- _INFORMATION GIVEN_
>>>>>
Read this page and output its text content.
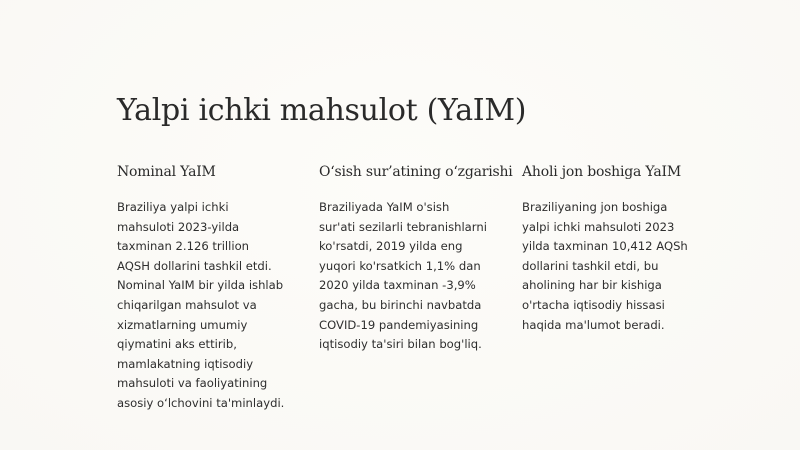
Yalpi ichki mahsulot (YaIM)
Nominal YaIM

Braziliya yalpi ichki mahsuloti 2023-yilda taxminan 2.126 trillion AQSH dollarini tashkil etdi. Nominal YaIM bir yilda ishlab chiqarilgan mahsulot va xizmatlarning umumiy qiymatini aks ettirib, mamlakatning iqtisodiy mahsuloti va faoliyatining asosiy o‘lchovini ta'minlaydi.

O‘sish sur’atining o‘zgarishi

Braziliyada YaIM o'sish sur'ati sezilarli tebranishlarni ko'rsatdi, 2019 yilda eng yuqori ko'rsatkich 1,1% dan 2020 yilda taxminan -3,9% gacha, bu birinchi navbatda COVID-19 pandemiyasining iqtisodiy ta'siri bilan bog'liq.

Aholi jon boshiga YaIM

Braziliyaning jon boshiga yalpi ichki mahsuloti 2023 yilda taxminan 10,412 AQSh dollarini tashkil etdi, bu aholining har bir kishiga o'rtacha iqtisodiy hissasi haqida ma'lumot beradi.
<<<<<
- _WORK TO BE COMPLETED_
Write down every line of the data above that includes the string "Nominal".

- _SOLVED EXERCISE_
Nominal YaIM
Braziliya yalpi ichki mahsuloti 2023-yilda taxminan 2.126 trillion AQSH dollarini tashkil etdi. Nominal YaIM bir yilda ishlab chiqarilgan mahsulot va xizmatlarning umumiy qiymatini aks ettirib, mamlakatning iqtisodiy mahsuloti va faoliyatining asosiy o‘lchovini ta'minlaydi.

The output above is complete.